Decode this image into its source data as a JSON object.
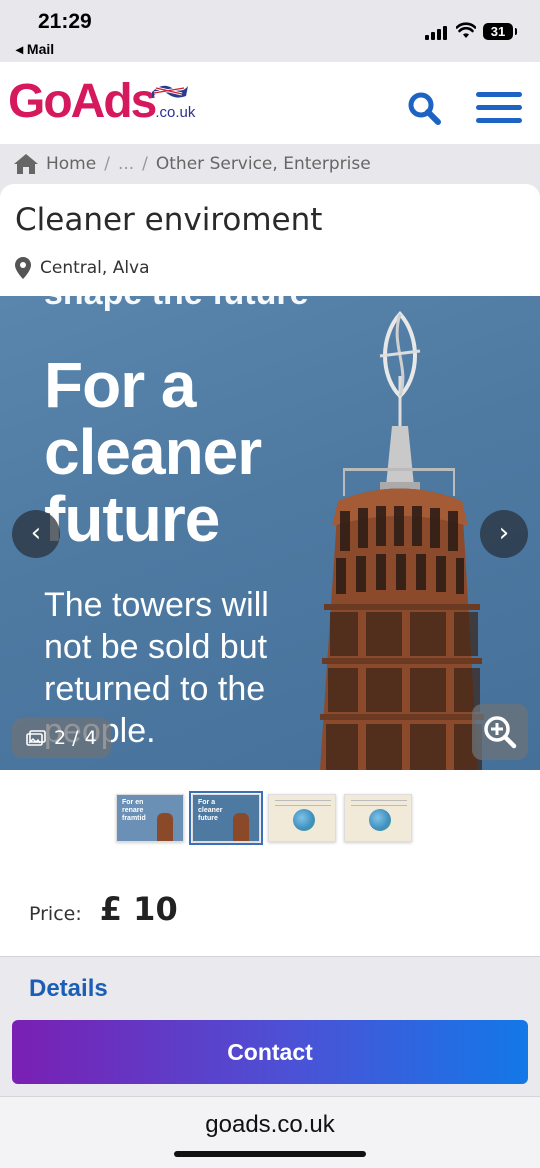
{
  "status_bar": {
    "time": "21:29",
    "back_app": "◂ Mail",
    "battery": "31"
  },
  "header": {
    "logo_main": "GoAds",
    "logo_suffix": ".co.uk",
    "search_icon": "search-icon",
    "menu_icon": "hamburger-menu-icon",
    "brand_color": "#e0103c",
    "accent_color": "#1c63c4"
  },
  "breadcrumb": {
    "home": "Home",
    "sep1": "/",
    "ellipsis": "...",
    "sep2": "/",
    "current": "Other Service, Enterprise"
  },
  "listing": {
    "title": "Cleaner enviroment",
    "location": "Central, Alva",
    "price_label": "Price:",
    "price_value": "£ 10"
  },
  "gallery": {
    "slide_top_cut": "shape the future",
    "slide_headline": "For a cleaner future",
    "slide_subtext": "The towers will not be sold but returned to the people.",
    "counter": "2 / 4",
    "prev_icon": "chevron-left-icon",
    "next_icon": "chevron-right-icon",
    "zoom_icon": "zoom-in-icon",
    "thumbnails": [
      {
        "caption": "For en renare framtid"
      },
      {
        "caption": "For a cleaner future"
      },
      {
        "caption": ""
      },
      {
        "caption": ""
      }
    ]
  },
  "actions": {
    "details": "Details",
    "contact": "Contact"
  },
  "browser": {
    "url": "goads.co.uk"
  }
}
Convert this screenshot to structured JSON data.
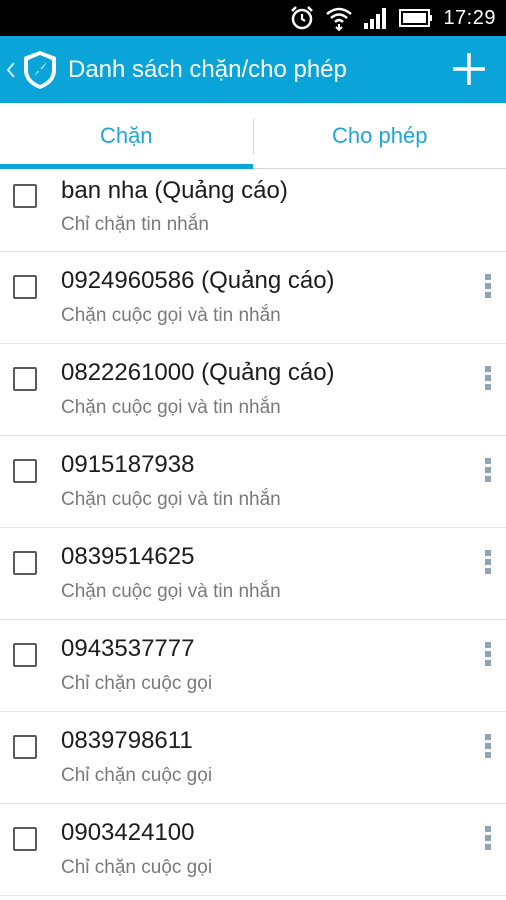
{
  "status_bar": {
    "time": "17:29",
    "icons": [
      "alarm-icon",
      "wifi-icon",
      "signal-icon",
      "battery-icon"
    ]
  },
  "app_bar": {
    "title": "Danh sách chặn/cho phép",
    "back_icon": "chevron-left-icon",
    "logo_icon": "shield-compass-icon",
    "add_icon": "plus-icon",
    "color": "#0aa4d9"
  },
  "tabs": [
    {
      "label": "Chặn",
      "active": true
    },
    {
      "label": "Cho phép",
      "active": false
    }
  ],
  "entries": [
    {
      "title": "ban nha (Quảng cáo)",
      "subtitle": "Chỉ chặn tin nhắn",
      "has_menu": false
    },
    {
      "title": "0924960586 (Quảng cáo)",
      "subtitle": "Chặn cuộc gọi và tin nhắn",
      "has_menu": true
    },
    {
      "title": "0822261000 (Quảng cáo)",
      "subtitle": "Chặn cuộc gọi và tin nhắn",
      "has_menu": true
    },
    {
      "title": "0915187938",
      "subtitle": "Chặn cuộc gọi và tin nhắn",
      "has_menu": true
    },
    {
      "title": "0839514625",
      "subtitle": "Chặn cuộc gọi và tin nhắn",
      "has_menu": true
    },
    {
      "title": "0943537777",
      "subtitle": "Chỉ chặn cuộc gọi",
      "has_menu": true
    },
    {
      "title": "0839798611",
      "subtitle": "Chỉ chặn cuộc gọi",
      "has_menu": true
    },
    {
      "title": "0903424100",
      "subtitle": "Chỉ chặn cuộc gọi",
      "has_menu": true
    }
  ]
}
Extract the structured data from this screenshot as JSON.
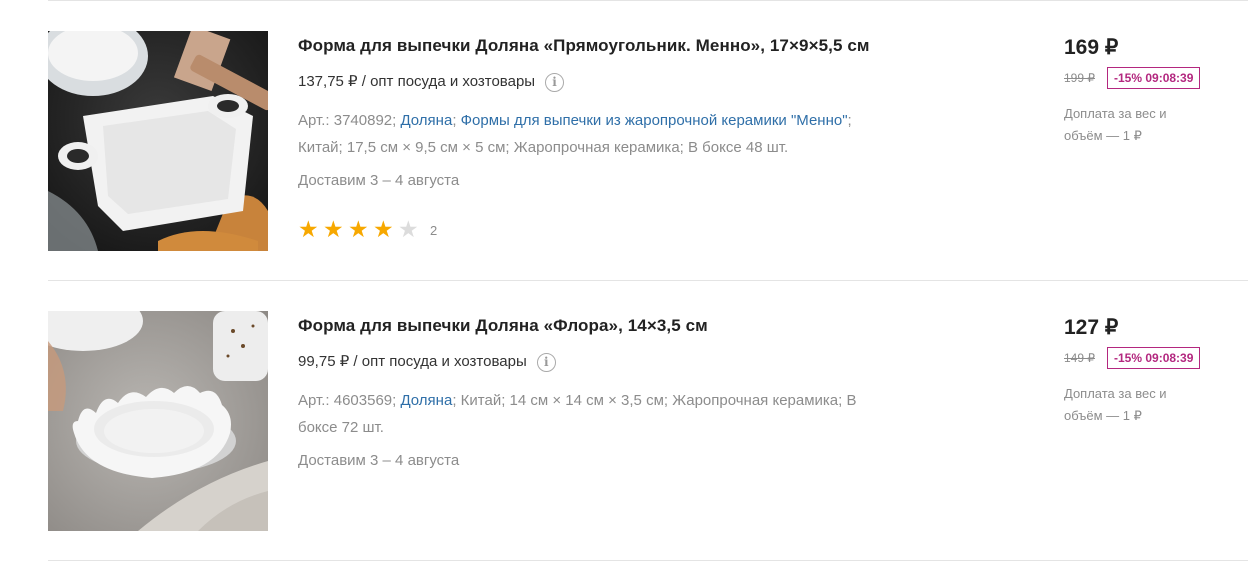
{
  "products": [
    {
      "title": "Форма для выпечки Доляна «Прямоугольник. Менно», 17×9×5,5 см",
      "wholesale": "137,75 ₽ / опт посуда и хозтовары",
      "article": "Арт.: 3740892;",
      "brand": "Доляна",
      "collection": "Формы для выпечки из жаропрочной керамики \"Менно\"",
      "details": "Китай; 17,5 см × 9,5 см × 5 см; Жаропрочная керамика; В боксе 48 шт.",
      "delivery": "Доставим 3 – 4 августа",
      "rating": 4,
      "reviews": "2",
      "price": "169 ₽",
      "old_price": "199 ₽",
      "discount": "-15% 09:08:39",
      "surcharge": "Доплата за вес и объём — 1 ₽"
    },
    {
      "title": "Форма для выпечки Доляна «Флора», 14×3,5 см",
      "wholesale": "99,75 ₽ / опт посуда и хозтовары",
      "article": "Арт.: 4603569;",
      "brand": "Доляна",
      "details": "Китай; 14 см × 14 см × 3,5 см; Жаропрочная керамика; В боксе 72 шт.",
      "delivery": "Доставим 3 – 4 августа",
      "price": "127 ₽",
      "old_price": "149 ₽",
      "discount": "-15% 09:08:39",
      "surcharge": "Доплата за вес и объём — 1 ₽"
    }
  ],
  "icons": {
    "info": "info-icon",
    "star": "star-icon"
  },
  "colors": {
    "link": "#2f6fa8",
    "discount": "#b3277f",
    "star": "#f7a800"
  }
}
****************************************
**What needs to be done:** Print each entry shown above with exact wording and no pictures.

**Correct response:**
Decode this image into its source data as a JSON object.
{
  "status_bar": {
    "time": "21:29",
    "back_app": "◂ Mail",
    "battery": "31"
  },
  "header": {
    "logo_main": "GoAds",
    "logo_suffix": ".co.uk",
    "search_icon": "search-icon",
    "menu_icon": "hamburger-menu-icon",
    "brand_color": "#e0103c",
    "accent_color": "#1c63c4"
  },
  "breadcrumb": {
    "home": "Home",
    "sep1": "/",
    "ellipsis": "...",
    "sep2": "/",
    "current": "Other Service, Enterprise"
  },
  "listing": {
    "title": "Cleaner enviroment",
    "location": "Central, Alva",
    "price_label": "Price:",
    "price_value": "£ 10"
  },
  "gallery": {
    "slide_top_cut": "shape the future",
    "slide_headline": "For a cleaner future",
    "slide_subtext": "The towers will not be sold but returned to the people.",
    "counter": "2 / 4",
    "prev_icon": "chevron-left-icon",
    "next_icon": "chevron-right-icon",
    "zoom_icon": "zoom-in-icon",
    "thumbnails": [
      {
        "caption": "For en renare framtid"
      },
      {
        "caption": "For a cleaner future"
      },
      {
        "caption": ""
      },
      {
        "caption": ""
      }
    ]
  },
  "actions": {
    "details": "Details",
    "contact": "Contact"
  },
  "browser": {
    "url": "goads.co.uk"
  }
}
Convert this screenshot to structured JSON data.
{
  "status_bar": {
    "time": "17:29",
    "icons": [
      "alarm-icon",
      "wifi-icon",
      "signal-icon",
      "battery-icon"
    ]
  },
  "app_bar": {
    "title": "Danh sách chặn/cho phép",
    "back_icon": "chevron-left-icon",
    "logo_icon": "shield-compass-icon",
    "add_icon": "plus-icon",
    "color": "#0aa4d9"
  },
  "tabs": [
    {
      "label": "Chặn",
      "active": true
    },
    {
      "label": "Cho phép",
      "active": false
    }
  ],
  "entries": [
    {
      "title": "ban nha (Quảng cáo)",
      "subtitle": "Chỉ chặn tin nhắn",
      "has_menu": false
    },
    {
      "title": "0924960586 (Quảng cáo)",
      "subtitle": "Chặn cuộc gọi và tin nhắn",
      "has_menu": true
    },
    {
      "title": "0822261000 (Quảng cáo)",
      "subtitle": "Chặn cuộc gọi và tin nhắn",
      "has_menu": true
    },
    {
      "title": "0915187938",
      "subtitle": "Chặn cuộc gọi và tin nhắn",
      "has_menu": true
    },
    {
      "title": "0839514625",
      "subtitle": "Chặn cuộc gọi và tin nhắn",
      "has_menu": true
    },
    {
      "title": "0943537777",
      "subtitle": "Chỉ chặn cuộc gọi",
      "has_menu": true
    },
    {
      "title": "0839798611",
      "subtitle": "Chỉ chặn cuộc gọi",
      "has_menu": true
    },
    {
      "title": "0903424100",
      "subtitle": "Chỉ chặn cuộc gọi",
      "has_menu": true
    }
  ]
}
Extract the structured data from this screenshot as JSON.
{
  "products": [
    {
      "title": "Форма для выпечки Доляна «Прямоугольник. Менно», 17×9×5,5 см",
      "wholesale": "137,75 ₽ / опт посуда и хозтовары",
      "article": "Арт.: 3740892;",
      "brand": "Доляна",
      "collection": "Формы для выпечки из жаропрочной керамики \"Менно\"",
      "details": "Китай; 17,5 см × 9,5 см × 5 см; Жаропрочная керамика; В боксе 48 шт.",
      "delivery": "Доставим 3 – 4 августа",
      "rating": 4,
      "reviews": "2",
      "price": "169 ₽",
      "old_price": "199 ₽",
      "discount": "-15% 09:08:39",
      "surcharge": "Доплата за вес и объём — 1 ₽"
    },
    {
      "title": "Форма для выпечки Доляна «Флора», 14×3,5 см",
      "wholesale": "99,75 ₽ / опт посуда и хозтовары",
      "article": "Арт.: 4603569;",
      "brand": "Доляна",
      "details": "Китай; 14 см × 14 см × 3,5 см; Жаропрочная керамика; В боксе 72 шт.",
      "delivery": "Доставим 3 – 4 августа",
      "price": "127 ₽",
      "old_price": "149 ₽",
      "discount": "-15% 09:08:39",
      "surcharge": "Доплата за вес и объём — 1 ₽"
    }
  ],
  "icons": {
    "info": "info-icon",
    "star": "star-icon"
  },
  "colors": {
    "link": "#2f6fa8",
    "discount": "#b3277f",
    "star": "#f7a800"
  }
}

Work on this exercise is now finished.